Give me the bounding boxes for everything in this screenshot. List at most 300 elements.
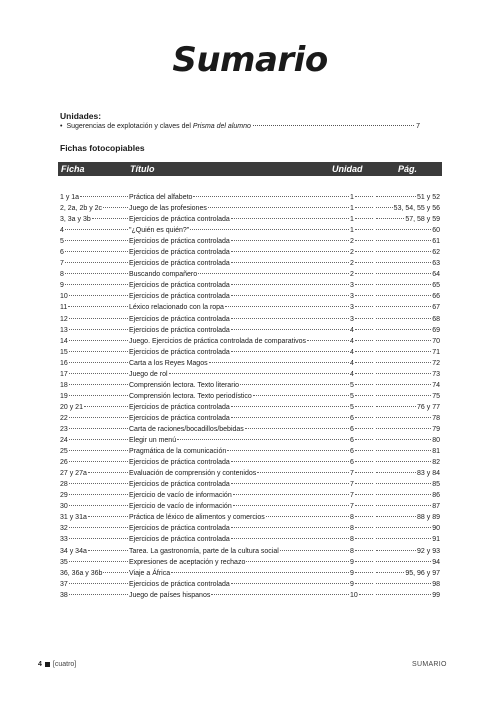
unidad-text: 8 (350, 536, 354, 544)
dot-leader (355, 251, 373, 252)
unidad-text: 1 (350, 227, 354, 235)
dot-leader (376, 295, 431, 296)
cell-unidad (350, 391, 374, 402)
cell-ficha (60, 369, 129, 380)
titulo-text: Ejercicios de práctica controlada (129, 481, 230, 489)
cell-ficha (60, 325, 129, 336)
titulo-text: Juego de las profesiones (129, 205, 207, 213)
table-row (60, 534, 440, 545)
unidad-text: 3 (350, 315, 354, 323)
table-row (60, 523, 440, 534)
table-row (60, 501, 440, 512)
titulo-text: Ejercicios de práctica controlada (129, 249, 230, 257)
dot-leader (355, 284, 373, 285)
dot-leader (376, 483, 431, 484)
dot-leader (69, 439, 128, 440)
dot-leader (376, 218, 404, 219)
cell-titulo (129, 325, 350, 336)
cell-unidad (350, 258, 374, 269)
table-row (60, 546, 440, 557)
unidad-text: 3 (350, 282, 354, 290)
ficha-text: 23 (60, 425, 68, 433)
dot-leader (69, 340, 128, 341)
cell-unidad (350, 336, 374, 347)
dot-leader (376, 572, 404, 573)
dot-leader (355, 406, 373, 407)
titulo-text: Ejercicios de práctica controlada (129, 326, 230, 334)
cell-ficha (60, 347, 129, 358)
dot-leader (231, 295, 349, 296)
dot-leader (355, 494, 373, 495)
cell-unidad (350, 302, 374, 313)
dot-leader (231, 251, 349, 252)
cell-titulo (129, 258, 350, 269)
dot-leader (266, 516, 349, 517)
cell-titulo (129, 358, 350, 369)
titulo-text: Ejercicios de práctica controlada (129, 282, 230, 290)
cell-titulo (129, 435, 350, 446)
ficha-text: 33 (60, 536, 68, 544)
cell-ficha (60, 501, 129, 512)
cell-unidad (350, 269, 374, 280)
cell-titulo (129, 534, 350, 545)
cell-titulo (129, 236, 350, 247)
ficha-text: 31 y 31a (60, 514, 87, 522)
table-row (60, 413, 440, 424)
dot-leader (65, 251, 128, 252)
dot-leader (257, 472, 349, 473)
dot-leader (376, 406, 416, 407)
dot-leader (355, 306, 373, 307)
ficha-text: 35 (60, 558, 68, 566)
pag-text: 88 y 89 (417, 514, 440, 522)
titulo-text: Tarea. La gastronomía, parte de la cultura social (129, 547, 279, 555)
dot-leader (198, 273, 349, 274)
cell-unidad (350, 557, 374, 568)
dot-leader (69, 594, 128, 595)
table-row (60, 579, 440, 590)
ficha-text: 13 (60, 326, 68, 334)
dot-leader (193, 196, 349, 197)
unidad-text: 9 (350, 569, 354, 577)
dot-leader (376, 207, 393, 208)
cell-ficha (60, 269, 129, 280)
ficha-text: 37 (60, 580, 68, 588)
cell-pag (374, 325, 440, 336)
cell-unidad (350, 280, 374, 291)
table-row (60, 225, 440, 236)
cell-ficha (60, 568, 129, 579)
cell-pag (374, 291, 440, 302)
pag-text: 86 (432, 492, 440, 500)
cell-unidad (350, 236, 374, 247)
dot-leader (65, 229, 128, 230)
dot-leader (355, 384, 373, 385)
pag-text: 57, 58 y 59 (405, 216, 440, 224)
cell-pag (374, 336, 440, 347)
dot-leader (376, 284, 431, 285)
dot-leader (376, 251, 431, 252)
cell-ficha (60, 336, 129, 347)
cell-unidad (350, 214, 374, 225)
dot-leader (69, 494, 128, 495)
unidad-text: 4 (350, 370, 354, 378)
dot-leader (209, 362, 349, 363)
cell-pag (374, 568, 440, 579)
table-row (60, 347, 440, 358)
cell-ficha (60, 557, 129, 568)
cell-titulo (129, 402, 350, 413)
dot-leader (376, 273, 431, 274)
pag-text: 64 (432, 271, 440, 279)
cell-pag (374, 590, 440, 601)
cell-unidad (350, 225, 374, 236)
dot-leader (231, 284, 349, 285)
dot-leader (355, 583, 373, 584)
cell-unidad (350, 446, 374, 457)
cell-unidad (350, 358, 374, 369)
dot-leader (355, 229, 373, 230)
table-row (60, 280, 440, 291)
cell-ficha (60, 413, 129, 424)
dot-leader (69, 461, 128, 462)
cell-pag (374, 534, 440, 545)
table-row (60, 269, 440, 280)
dot-leader (253, 395, 349, 396)
dot-leader (355, 505, 373, 506)
ficha-text: 9 (60, 282, 64, 290)
titulo-text: Juego de países hispanos (129, 591, 211, 599)
pag-text: 87 (432, 503, 440, 511)
dot-leader (376, 561, 431, 562)
cell-titulo (129, 557, 350, 568)
dot-leader (355, 472, 373, 473)
table-row (60, 424, 440, 435)
pag-text: 82 (432, 459, 440, 467)
dot-leader (225, 306, 349, 307)
dot-leader (355, 362, 373, 363)
cell-pag (374, 512, 440, 523)
dot-leader (245, 428, 349, 429)
dot-leader (80, 196, 128, 197)
titulo-text: Ejercicio de vacío de información (129, 503, 232, 511)
dot-leader (280, 550, 349, 551)
square-icon (45, 662, 50, 667)
cell-titulo (129, 269, 350, 280)
dot-leader (355, 439, 373, 440)
units-entry-page: 7 (416, 123, 420, 130)
dot-leader (177, 439, 349, 440)
dot-leader (68, 306, 128, 307)
cell-ficha (60, 468, 129, 479)
dot-leader (88, 550, 128, 551)
dot-leader (69, 483, 128, 484)
table-row (60, 435, 440, 446)
cell-unidad (350, 523, 374, 534)
cell-titulo (129, 336, 350, 347)
dot-leader (355, 417, 373, 418)
ficha-text: 28 (60, 481, 68, 489)
cell-pag (374, 501, 440, 512)
dot-leader (65, 284, 128, 285)
table-row (60, 457, 440, 468)
dot-leader (69, 395, 128, 396)
dot-leader (355, 483, 373, 484)
titulo-text: Ejercicios de práctica controlada (129, 238, 230, 246)
unidad-text: 2 (350, 260, 354, 268)
ficha-text: 36, 36a y 36b (60, 569, 103, 577)
unidad-text: 7 (350, 470, 354, 478)
page-number-word: [cuatro] (52, 661, 77, 668)
table-row (60, 380, 440, 391)
unidad-text: 8 (350, 525, 354, 533)
titulo-text: Práctica de léxico de alimentos y comercios (129, 514, 265, 522)
pag-text: 95, 96 y 97 (405, 569, 440, 577)
ficha-text: 16 (60, 359, 68, 367)
titulo-text: Ejercicios de práctica controlada (129, 525, 230, 533)
cell-titulo (129, 446, 350, 457)
unidad-text: 6 (350, 448, 354, 456)
pag-text: 81 (432, 448, 440, 456)
ficha-text: 24 (60, 437, 68, 445)
dot-leader (355, 340, 373, 341)
ficha-text: 2, 2a, 2b y 2c (60, 205, 103, 213)
unidad-text: 4 (350, 348, 354, 356)
dot-leader (355, 218, 373, 219)
cell-titulo (129, 214, 350, 225)
cell-unidad (350, 512, 374, 523)
dot-leader (376, 550, 416, 551)
titulo-text: Elegir un menú (129, 437, 177, 445)
cell-unidad (350, 203, 374, 214)
titulo-text: Juego de rol (129, 370, 168, 378)
dot-leader (88, 516, 128, 517)
pag-text: 83 y 84 (417, 470, 440, 478)
dot-leader (208, 207, 349, 208)
cell-unidad (350, 291, 374, 302)
column-header-titulo: Título (130, 163, 155, 174)
dot-leader (69, 561, 128, 562)
cell-ficha (60, 258, 129, 269)
cell-ficha (60, 203, 129, 214)
titulo-text: Ejercicios de práctica controlada (129, 414, 230, 422)
cell-ficha (60, 236, 129, 247)
cell-titulo (129, 568, 350, 579)
dot-leader (355, 373, 373, 374)
dot-leader (355, 329, 373, 330)
cell-pag (374, 546, 440, 557)
cell-pag (374, 269, 440, 280)
dot-leader (376, 594, 431, 595)
cell-ficha (60, 247, 129, 258)
dot-leader (69, 527, 128, 528)
dot-leader (231, 527, 349, 528)
cell-pag (374, 380, 440, 391)
dot-leader (376, 516, 416, 517)
ficha-text: 20 y 21 (60, 403, 83, 411)
table-row (60, 590, 440, 601)
dot-leader (69, 428, 128, 429)
dot-leader (231, 417, 349, 418)
dot-leader (355, 240, 373, 241)
unidad-text: 5 (350, 403, 354, 411)
cell-titulo (129, 424, 350, 435)
dot-leader (376, 196, 416, 197)
cell-ficha (60, 358, 129, 369)
unidad-text: 6 (350, 437, 354, 445)
table-row (60, 291, 440, 302)
dot-leader (103, 572, 128, 573)
dot-leader (355, 572, 373, 573)
pag-text: 66 (432, 293, 440, 301)
dot-leader (69, 538, 128, 539)
titulo-text: Buscando compañero (129, 271, 198, 279)
cell-pag (374, 579, 440, 590)
cell-ficha (60, 457, 129, 468)
cell-titulo (129, 192, 350, 203)
column-header-ficha: Ficha (61, 163, 85, 174)
dot-leader (69, 362, 128, 363)
cell-pag (374, 435, 440, 446)
cell-titulo (129, 225, 350, 236)
cell-pag (374, 358, 440, 369)
dot-leader (355, 538, 373, 539)
ficha-text: 10 (60, 293, 68, 301)
titulo-text: Comprensión lectora. Texto literario (129, 381, 239, 389)
table-row (60, 236, 440, 247)
dot-leader (355, 351, 373, 352)
cell-titulo (129, 413, 350, 424)
dot-leader (69, 295, 128, 296)
cell-unidad (350, 546, 374, 557)
dot-leader (231, 318, 349, 319)
cell-unidad (350, 369, 374, 380)
titulo-text: Ejercicios de práctica controlada (129, 216, 230, 224)
titulo-text: Ejercicios de práctica controlada (129, 459, 230, 467)
ficha-text: 29 (60, 492, 68, 500)
pag-text: 85 (432, 481, 440, 489)
dot-leader (376, 472, 416, 473)
ficha-text: 5 (60, 238, 64, 246)
dot-leader (355, 295, 373, 296)
dot-leader (355, 516, 373, 517)
titulo-text: Ejercicios de práctica controlada (129, 348, 230, 356)
titulo-text: Ejercicios de práctica controlada (129, 403, 230, 411)
pag-text: 98 (432, 580, 440, 588)
ficha-text: 14 (60, 337, 68, 345)
unidad-text: 2 (350, 249, 354, 257)
dot-leader (231, 538, 349, 539)
page-footer-number (38, 661, 76, 668)
pag-text: 79 (432, 425, 440, 433)
cell-pag (374, 479, 440, 490)
unidad-text: 8 (350, 514, 354, 522)
cell-titulo (129, 501, 350, 512)
table-row (60, 557, 440, 568)
dot-leader (355, 318, 373, 319)
pag-text: 63 (432, 260, 440, 268)
cell-ficha (60, 302, 129, 313)
dot-leader (355, 273, 373, 274)
ficha-text: 22 (60, 414, 68, 422)
cell-pag (374, 369, 440, 380)
dot-leader (355, 461, 373, 462)
pag-text: 60 (432, 227, 440, 235)
dot-leader (376, 240, 431, 241)
unidad-text: 10 (350, 591, 358, 599)
ficha-text: 27 y 27a (60, 470, 87, 478)
page-number: 4 (38, 661, 42, 668)
unidad-text: 6 (350, 425, 354, 433)
cell-ficha (60, 391, 129, 402)
dot-leader (307, 340, 349, 341)
pag-text: 80 (432, 437, 440, 445)
pag-text: 76 y 77 (417, 403, 440, 411)
cell-unidad (350, 468, 374, 479)
cell-titulo (129, 579, 350, 590)
pag-text: 94 (432, 558, 440, 566)
dot-leader (231, 583, 349, 584)
table-row (60, 247, 440, 258)
cell-ficha (60, 314, 129, 325)
ficha-text: 18 (60, 381, 68, 389)
cell-unidad (350, 314, 374, 325)
pag-text: 71 (432, 348, 440, 356)
titulo-text: Viaje a África (129, 569, 171, 577)
unidad-text: 3 (350, 304, 354, 312)
cell-pag (374, 557, 440, 568)
dot-leader (376, 262, 431, 263)
cell-unidad (350, 479, 374, 490)
ficha-text: 4 (60, 227, 64, 235)
dot-leader (88, 472, 128, 473)
cell-unidad (350, 347, 374, 358)
dot-leader (376, 306, 431, 307)
ficha-text: 38 (60, 591, 68, 599)
dot-leader (246, 561, 349, 562)
ficha-text: 26 (60, 459, 68, 467)
cell-ficha (60, 546, 129, 557)
cell-ficha (60, 192, 129, 203)
dot-leader (376, 450, 431, 451)
pag-text: 62 (432, 249, 440, 257)
dot-leader (376, 538, 431, 539)
bullet-icon: • (60, 123, 63, 130)
table-row (60, 203, 440, 214)
titulo-text: Pragmática de la comunicación (129, 448, 227, 456)
cell-unidad (350, 192, 374, 203)
cell-ficha (60, 479, 129, 490)
dot-leader (376, 229, 431, 230)
ficha-text: 15 (60, 348, 68, 356)
cell-ficha (60, 402, 129, 413)
cell-unidad (350, 247, 374, 258)
dot-leader (376, 494, 431, 495)
cell-titulo (129, 546, 350, 557)
fichas-heading: Fichas fotocopiables (60, 143, 145, 153)
unidad-text: 9 (350, 580, 354, 588)
dot-leader (355, 561, 373, 562)
ficha-text: 25 (60, 448, 68, 456)
unidad-text: 4 (350, 326, 354, 334)
cell-unidad (350, 424, 374, 435)
dot-leader (355, 395, 373, 396)
titulo-text: Ejercicios de práctica controlada (129, 536, 230, 544)
cell-pag (374, 490, 440, 501)
cell-ficha (60, 490, 129, 501)
dot-leader (65, 262, 128, 263)
pag-text: 61 (432, 238, 440, 246)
═══
SET TASK> Copy the rows verbatim, from the line with "unidad-text: 8 (350, 536, 354, 544)" up to and including the line with "481, 230, 489)".

ANSWER FOR THIS EXERCISE>
unidad-text: 8 (350, 536, 354, 544)
dot-leader (355, 251, 373, 252)
unidad-text: 1 (350, 227, 354, 235)
dot-leader (376, 295, 431, 296)
cell-unidad (350, 391, 374, 402)
cell-ficha (60, 369, 129, 380)
titulo-text: Ejercicios de práctica controlada (129, 481, 230, 489)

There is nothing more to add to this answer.